## Begin GIVEN RECORDS

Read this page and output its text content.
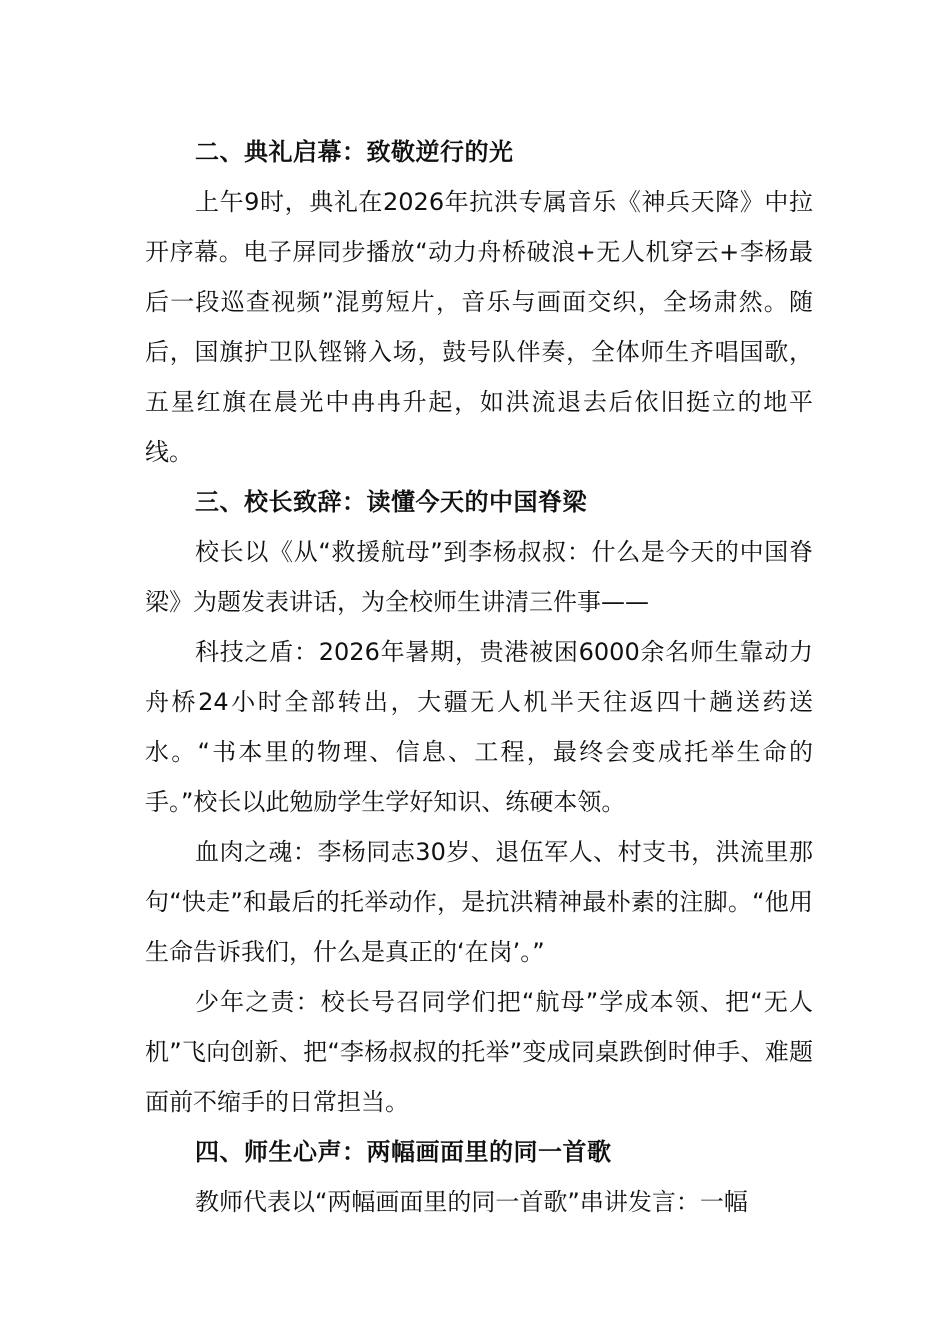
二、典礼启幕：致敬逆行的光

上午9时，典礼在2026年抗洪专属音乐《神兵天降》中拉开序幕。电子屏同步播放“动力舟桥破浪+无人机穿云+李杨最后一段巡查视频”混剪短片，音乐与画面交织，全场肃然。随后，国旗护卫队铿锵入场，鼓号队伴奏，全体师生齐唱国歌，五星红旗在晨光中冉冉升起，如洪流退去后依旧挺立的地平线。

三、校长致辞：读懂今天的中国脊梁

校长以《从“救援航母”到李杨叔叔：什么是今天的中国脊梁》为题发表讲话，为全校师生讲清三件事——

科技之盾：2026年暑期，贵港被困6000余名师生靠动力舟桥24小时全部转出，大疆无人机半天往返四十趟送药送水。“书本里的物理、信息、工程，最终会变成托举生命的手。”校长以此勉励学生学好知识、练硬本领。

血肉之魂：李杨同志30岁、退伍军人、村支书，洪流里那句“快走”和最后的托举动作，是抗洪精神最朴素的注脚。“他用生命告诉我们，什么是真正的‘在岗’。”

少年之责：校长号召同学们把“航母”学成本领、把“无人机”飞向创新、把“李杨叔叔的托举”变成同桌跌倒时伸手、难题面前不缩手的日常担当。

四、师生心声：两幅画面里的同一首歌

教师代表以“两幅画面里的同一首歌”串讲发言：一幅
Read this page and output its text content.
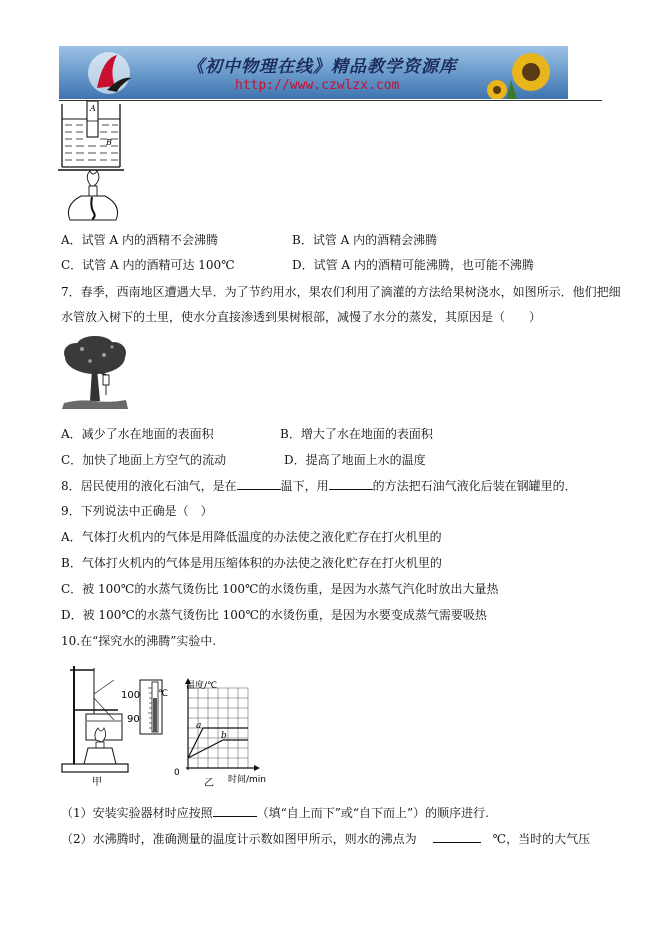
《初中物理在线》精品教学资源库
http://www.czwlzx.com
A
B
A．试管 A 内的酒精不会沸腾	B．试管 A 内的酒精会沸腾
C．试管 A 内的酒精可达 100℃	D．试管 A 内的酒精可能沸腾，也可能不沸腾
7．春季，西南地区遭遇大旱．为了节约用水，果农们利用了滴灌的方法给果树浇水，如图所示．他们把细
水管放入树下的土里，使水分直接渗透到果树根部，减慢了水分的蒸发，其原因是（　　）
A．减少了水在地面的表面积	B．增大了水在地面的表面积
C．加快了地面上方空气的流动	D．提高了地面上水的温度
8．居民使用的液化石油气，是在	温下，用	的方法把石油气液化后装在钢罐里的．
9．下列说法中正确是（　）
A．气体打火机内的气体是用降低温度的办法使之液化贮存在打火机里的
B．气体打火机内的气体是用压缩体积的办法使之液化贮存在打火机里的
C．被 100℃的水蒸气烫伤比 100℃的水烫伤重，是因为水蒸气汽化时放出大量热
D．被 100℃的水蒸气烫伤比 100℃的水烫伤重，是因为水要变成蒸气需要吸热
10.在“探究水的沸腾”实验中.
100
90
℃
甲
a
b
温度/℃
0
乙 时间/min
（1）安装实验器材时应按照	（填“自上而下”或“自下而上”）的顺序进行.
（2）水沸腾时，准确测量的温度计示数如图甲所示，则水的沸点为	℃，当时的大气压
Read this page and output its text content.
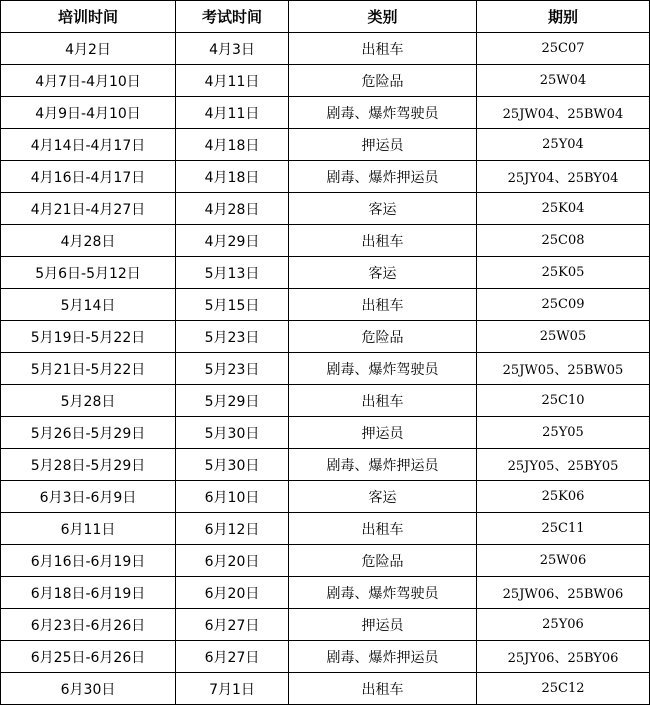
培训时间	考试时间	类别	期别
4月2日	4月3日	出租车	25C07
4月7日-4月10日	4月11日	危险品	25W04
4月9日-4月10日	4月11日	剧毒、爆炸驾驶员	25JW04、25BW04
4月14日-4月17日	4月18日	押运员	25Y04
4月16日-4月17日	4月18日	剧毒、爆炸押运员	25JY04、25BY04
4月21日-4月27日	4月28日	客运	25K04
4月28日	4月29日	出租车	25C08
5月6日-5月12日	5月13日	客运	25K05
5月14日	5月15日	出租车	25C09
5月19日-5月22日	5月23日	危险品	25W05
5月21日-5月22日	5月23日	剧毒、爆炸驾驶员	25JW05、25BW05
5月28日	5月29日	出租车	25C10
5月26日-5月29日	5月30日	押运员	25Y05
5月28日-5月29日	5月30日	剧毒、爆炸押运员	25JY05、25BY05
6月3日-6月9日	6月10日	客运	25K06
6月11日	6月12日	出租车	25C11
6月16日-6月19日	6月20日	危险品	25W06
6月18日-6月19日	6月20日	剧毒、爆炸驾驶员	25JW06、25BW06
6月23日-6月26日	6月27日	押运员	25Y06
6月25日-6月26日	6月27日	剧毒、爆炸押运员	25JY06、25BY06
6月30日	7月1日	出租车	25C12
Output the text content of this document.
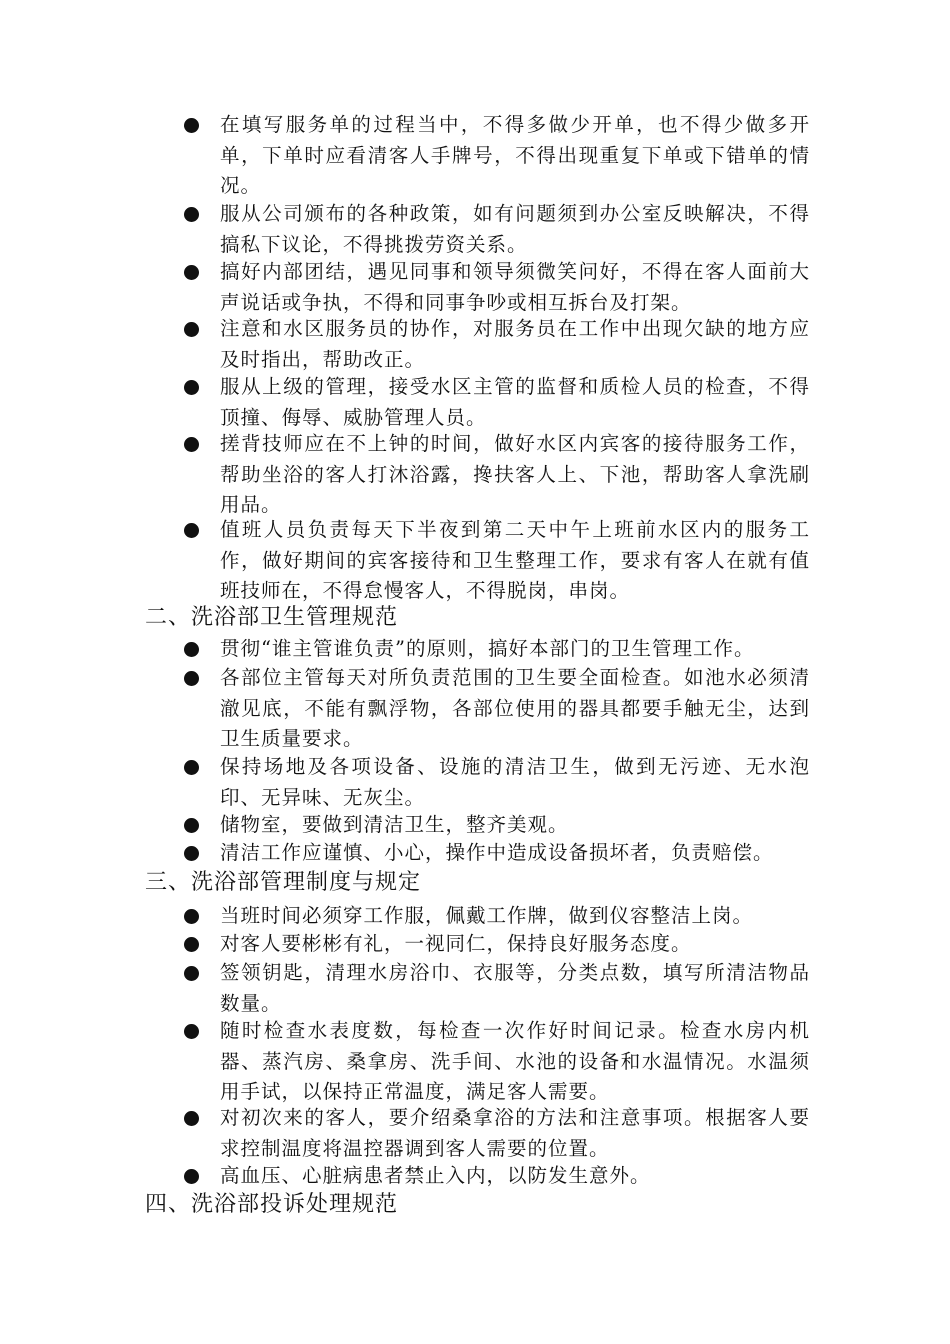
在填写服务单的过程当中，不得多做少开单，也不得少做多开单，下单时应看清客人手牌号，不得出现重复下单或下错单的情况。
服从公司颁布的各种政策，如有问题须到办公室反映解决，不得搞私下议论，不得挑拨劳资关系。
搞好内部团结，遇见同事和领导须微笑问好，不得在客人面前大声说话或争执，不得和同事争吵或相互拆台及打架。
注意和水区服务员的协作，对服务员在工作中出现欠缺的地方应及时指出，帮助改正。
服从上级的管理，接受水区主管的监督和质检人员的检查，不得顶撞、侮辱、威胁管理人员。
搓背技师应在不上钟的时间，做好水区内宾客的接待服务工作，帮助坐浴的客人打沐浴露，搀扶客人上、下池，帮助客人拿洗刷用品。
值班人员负责每天下半夜到第二天中午上班前水区内的服务工作，做好期间的宾客接待和卫生整理工作，要求有客人在就有值班技师在，不得怠慢客人，不得脱岗，串岗。
二、洗浴部卫生管理规范
贯彻“谁主管谁负责”的原则，搞好本部门的卫生管理工作。
各部位主管每天对所负责范围的卫生要全面检查。如池水必须清澈见底，不能有飘浮物，各部位使用的器具都要手触无尘，达到卫生质量要求。
保持场地及各项设备、设施的清洁卫生，做到无污迹、无水泡印、无异味、无灰尘。
储物室，要做到清洁卫生，整齐美观。
清洁工作应谨慎、小心，操作中造成设备损坏者，负责赔偿。
三、洗浴部管理制度与规定
当班时间必须穿工作服，佩戴工作牌，做到仪容整洁上岗。
对客人要彬彬有礼，一视同仁，保持良好服务态度。
签领钥匙，清理水房浴巾、衣服等，分类点数，填写所清洁物品数量。
随时检查水表度数，每检查一次作好时间记录。检查水房内机器、蒸汽房、桑拿房、洗手间、水池的设备和水温情况。水温须用手试，以保持正常温度，满足客人需要。
对初次来的客人，要介绍桑拿浴的方法和注意事项。根据客人要求控制温度将温控器调到客人需要的位置。
高血压、心脏病患者禁止入内，以防发生意外。
四、洗浴部投诉处理规范
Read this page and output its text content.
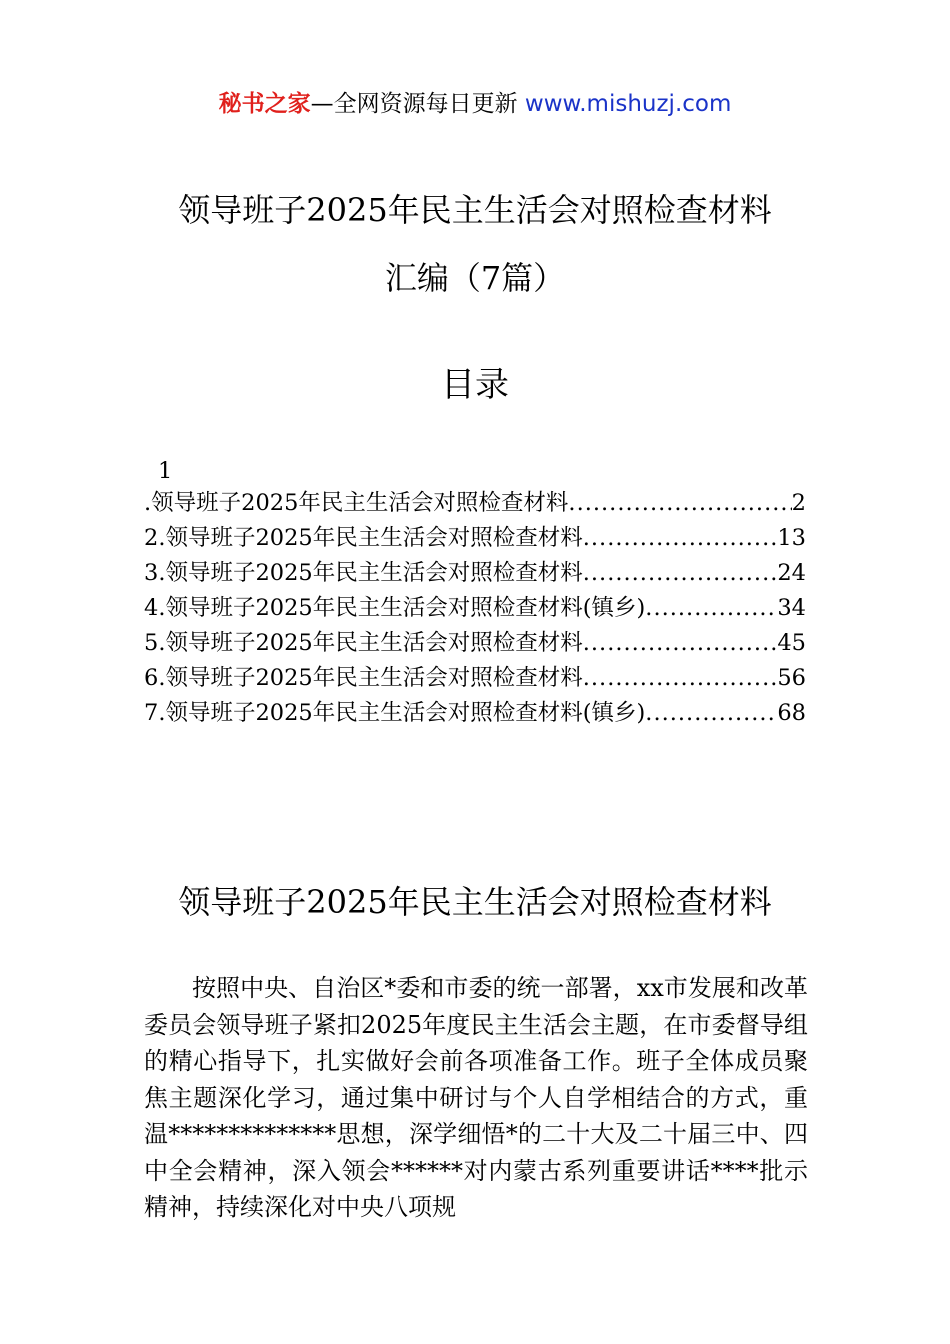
秘书之家—全网资源每日更新 www.mishuzj.com
领导班子2025年民主生活会对照检查材料
汇编（7篇）
目录
1
.领导班子2025年民主生活会对照检查材料 .....	2
2.领导班子2025年民主生活会对照检查材料 .....	13
3.领导班子2025年民主生活会对照检查材料 .....	24
4.领导班子2025年民主生活会对照检查材料(镇乡) .....	34
5.领导班子2025年民主生活会对照检查材料 .....	45
6.领导班子2025年民主生活会对照检查材料 .....	56
7.领导班子2025年民主生活会对照检查材料(镇乡) .....	68
领导班子2025年民主生活会对照检查材料

按照中央、自治区*委和市委的统一部署，xx市发展和改革委员会领导班子紧扣2025年度民主生活会主题，在市委督导组的精心指导下，扎实做好会前各项准备工作。班子全体成员聚焦主题深化学习，通过集中研讨与个人自学相结合的方式，重温**************思想，深学细悟*的二十大及二十届三中、四中全会精神，深入领会******对内蒙古系列重要讲话****批示精神，持续深化对中央八项规
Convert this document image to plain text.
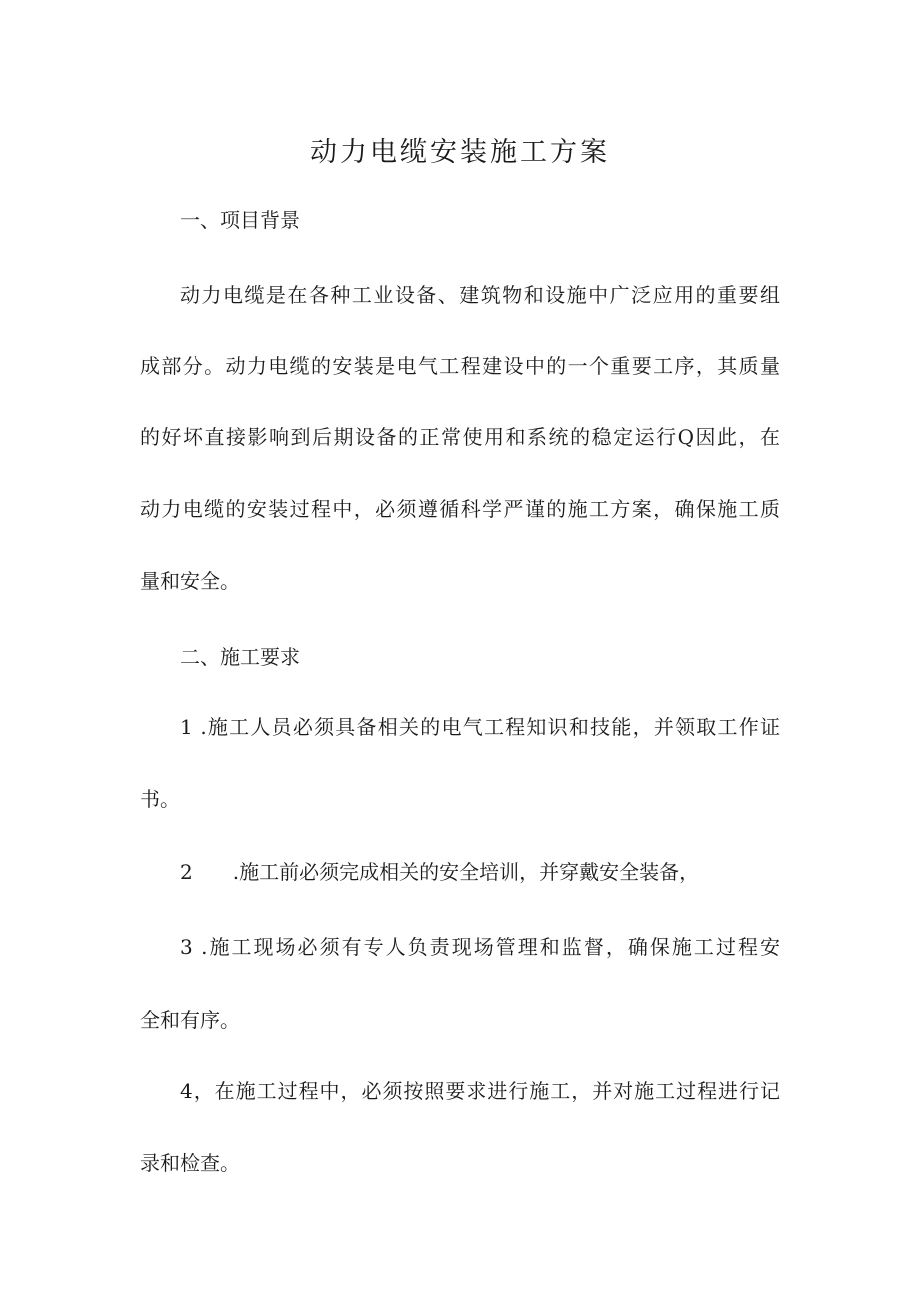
动力电缆安装施工方案
一、项目背景
动力电缆是在各种工业设备、建筑物和设施中广泛应用的重要组
成部分。动力电缆的安装是电气工程建设中的一个重要工序，其质量
的好坏直接影响到后期设备的正常使用和系统的稳定运行Q因此，在
动力电缆的安装过程中，必须遵循科学严谨的施工方案，确保施工质
量和安全。
二、施工要求
1 .施工人员必须具备相关的电气工程知识和技能，并领取工作证
书。
2　　.施工前必须完成相关的安全培训，并穿戴安全装备，
3 .施工现场必须有专人负责现场管理和监督，确保施工过程安
全和有序。
4，在施工过程中，必须按照要求进行施工，并对施工过程进行记
录和检查。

## End GIVEN RECORDS

= GOAL OF THE EXERCISE =
Answer with one number only: how many lines above contain the word "爆炸押运员".

= EXERCISE OUTPUT =
3